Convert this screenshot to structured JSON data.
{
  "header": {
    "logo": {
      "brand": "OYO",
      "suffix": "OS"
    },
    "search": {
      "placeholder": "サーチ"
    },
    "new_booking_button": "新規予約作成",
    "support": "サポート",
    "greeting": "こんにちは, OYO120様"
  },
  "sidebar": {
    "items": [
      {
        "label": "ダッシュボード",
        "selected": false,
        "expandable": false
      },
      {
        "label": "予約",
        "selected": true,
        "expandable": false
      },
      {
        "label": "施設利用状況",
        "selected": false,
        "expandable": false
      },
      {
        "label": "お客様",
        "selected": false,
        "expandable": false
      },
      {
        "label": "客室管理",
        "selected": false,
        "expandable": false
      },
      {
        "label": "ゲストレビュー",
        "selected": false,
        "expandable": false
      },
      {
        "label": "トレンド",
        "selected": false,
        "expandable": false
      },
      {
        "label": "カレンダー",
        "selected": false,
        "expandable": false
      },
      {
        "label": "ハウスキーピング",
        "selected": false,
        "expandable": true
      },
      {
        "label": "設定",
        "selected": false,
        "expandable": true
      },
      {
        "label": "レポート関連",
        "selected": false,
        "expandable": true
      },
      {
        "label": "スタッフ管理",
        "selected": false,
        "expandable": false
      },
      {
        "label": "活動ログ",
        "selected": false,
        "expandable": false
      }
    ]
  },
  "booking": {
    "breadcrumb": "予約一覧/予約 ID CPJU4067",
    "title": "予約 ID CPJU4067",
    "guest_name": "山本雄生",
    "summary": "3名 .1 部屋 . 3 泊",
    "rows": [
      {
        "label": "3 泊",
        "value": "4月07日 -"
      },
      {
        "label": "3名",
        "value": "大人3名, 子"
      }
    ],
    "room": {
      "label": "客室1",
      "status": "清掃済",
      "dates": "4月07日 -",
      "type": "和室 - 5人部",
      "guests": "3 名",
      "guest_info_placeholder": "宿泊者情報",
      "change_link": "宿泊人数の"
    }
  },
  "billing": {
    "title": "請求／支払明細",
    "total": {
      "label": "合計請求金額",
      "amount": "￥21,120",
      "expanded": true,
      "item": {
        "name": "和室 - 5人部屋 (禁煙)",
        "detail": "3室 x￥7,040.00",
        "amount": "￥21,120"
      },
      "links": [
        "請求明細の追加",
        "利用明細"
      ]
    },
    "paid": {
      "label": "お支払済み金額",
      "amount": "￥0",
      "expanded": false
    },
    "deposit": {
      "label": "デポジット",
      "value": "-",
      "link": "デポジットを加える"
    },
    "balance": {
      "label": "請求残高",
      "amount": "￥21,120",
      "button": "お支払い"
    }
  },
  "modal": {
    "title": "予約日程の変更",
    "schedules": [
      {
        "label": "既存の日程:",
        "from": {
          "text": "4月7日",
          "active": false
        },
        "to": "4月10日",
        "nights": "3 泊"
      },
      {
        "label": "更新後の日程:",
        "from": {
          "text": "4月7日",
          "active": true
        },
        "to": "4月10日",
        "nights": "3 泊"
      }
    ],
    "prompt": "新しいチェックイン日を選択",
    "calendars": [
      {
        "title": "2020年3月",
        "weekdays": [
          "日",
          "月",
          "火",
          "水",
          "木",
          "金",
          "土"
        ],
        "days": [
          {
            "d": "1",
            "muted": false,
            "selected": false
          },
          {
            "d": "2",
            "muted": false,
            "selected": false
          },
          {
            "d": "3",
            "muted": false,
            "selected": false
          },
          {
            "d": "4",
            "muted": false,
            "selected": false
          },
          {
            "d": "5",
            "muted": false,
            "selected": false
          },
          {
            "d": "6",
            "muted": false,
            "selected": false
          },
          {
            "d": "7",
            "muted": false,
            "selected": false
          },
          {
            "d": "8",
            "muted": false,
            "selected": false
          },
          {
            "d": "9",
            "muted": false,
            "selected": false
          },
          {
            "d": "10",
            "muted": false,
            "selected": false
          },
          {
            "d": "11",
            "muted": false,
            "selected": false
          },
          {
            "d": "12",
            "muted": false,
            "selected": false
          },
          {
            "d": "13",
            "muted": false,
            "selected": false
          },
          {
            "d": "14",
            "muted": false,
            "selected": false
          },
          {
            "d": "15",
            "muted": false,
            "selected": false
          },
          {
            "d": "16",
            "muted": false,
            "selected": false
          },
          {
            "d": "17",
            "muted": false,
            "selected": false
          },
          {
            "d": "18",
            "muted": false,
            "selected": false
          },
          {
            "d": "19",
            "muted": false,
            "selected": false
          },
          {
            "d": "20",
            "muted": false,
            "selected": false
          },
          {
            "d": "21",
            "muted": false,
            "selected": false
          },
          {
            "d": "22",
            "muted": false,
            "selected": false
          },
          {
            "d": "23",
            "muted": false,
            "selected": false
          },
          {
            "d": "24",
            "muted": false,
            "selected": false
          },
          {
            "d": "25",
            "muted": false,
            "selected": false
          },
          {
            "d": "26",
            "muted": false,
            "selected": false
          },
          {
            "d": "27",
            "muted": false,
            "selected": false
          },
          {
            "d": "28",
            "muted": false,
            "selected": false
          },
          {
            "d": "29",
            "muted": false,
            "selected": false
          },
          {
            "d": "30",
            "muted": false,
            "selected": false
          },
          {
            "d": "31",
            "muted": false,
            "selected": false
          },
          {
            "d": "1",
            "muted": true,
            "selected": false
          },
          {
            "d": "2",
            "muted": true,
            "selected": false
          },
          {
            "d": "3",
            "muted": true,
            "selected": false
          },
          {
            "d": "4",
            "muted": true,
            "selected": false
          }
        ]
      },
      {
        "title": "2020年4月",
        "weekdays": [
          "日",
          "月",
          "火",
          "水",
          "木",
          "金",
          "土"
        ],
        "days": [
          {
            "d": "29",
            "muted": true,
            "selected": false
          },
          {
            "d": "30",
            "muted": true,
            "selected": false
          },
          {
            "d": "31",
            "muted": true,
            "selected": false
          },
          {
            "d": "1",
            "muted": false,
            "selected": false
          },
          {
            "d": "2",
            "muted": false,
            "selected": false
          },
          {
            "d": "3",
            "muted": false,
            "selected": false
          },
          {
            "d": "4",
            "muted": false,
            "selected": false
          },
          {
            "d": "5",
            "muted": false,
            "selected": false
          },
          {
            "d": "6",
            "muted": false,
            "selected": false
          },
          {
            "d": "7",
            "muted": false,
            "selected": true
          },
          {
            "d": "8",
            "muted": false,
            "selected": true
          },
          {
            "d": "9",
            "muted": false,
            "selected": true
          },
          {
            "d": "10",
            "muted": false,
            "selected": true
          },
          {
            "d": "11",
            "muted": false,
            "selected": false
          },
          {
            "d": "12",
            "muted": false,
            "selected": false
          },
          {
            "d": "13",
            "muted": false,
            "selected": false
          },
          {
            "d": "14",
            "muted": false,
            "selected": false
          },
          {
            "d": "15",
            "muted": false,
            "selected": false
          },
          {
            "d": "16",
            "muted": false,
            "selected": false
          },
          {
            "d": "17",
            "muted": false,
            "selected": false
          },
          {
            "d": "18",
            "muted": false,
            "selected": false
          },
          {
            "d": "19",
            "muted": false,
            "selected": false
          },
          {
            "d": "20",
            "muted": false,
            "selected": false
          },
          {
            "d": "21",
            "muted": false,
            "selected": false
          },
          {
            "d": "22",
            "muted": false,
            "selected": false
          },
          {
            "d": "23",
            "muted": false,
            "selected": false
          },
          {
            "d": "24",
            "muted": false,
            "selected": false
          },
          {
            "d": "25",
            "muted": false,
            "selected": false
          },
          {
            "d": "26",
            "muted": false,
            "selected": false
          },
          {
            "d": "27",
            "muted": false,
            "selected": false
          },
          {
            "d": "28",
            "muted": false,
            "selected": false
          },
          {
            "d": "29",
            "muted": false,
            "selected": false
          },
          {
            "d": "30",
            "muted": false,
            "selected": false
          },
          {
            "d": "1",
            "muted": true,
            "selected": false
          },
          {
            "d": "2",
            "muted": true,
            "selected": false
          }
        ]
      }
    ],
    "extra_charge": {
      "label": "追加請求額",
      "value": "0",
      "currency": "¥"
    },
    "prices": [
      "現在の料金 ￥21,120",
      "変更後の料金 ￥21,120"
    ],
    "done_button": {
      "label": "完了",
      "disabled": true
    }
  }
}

---------------

**Task statement**
List the lines of the material in which the word "value" occurs.

**Written response**
        "value": "4月07日 -"
        "value": "大人3名, 子"
      "value": "-",
      "value": "0",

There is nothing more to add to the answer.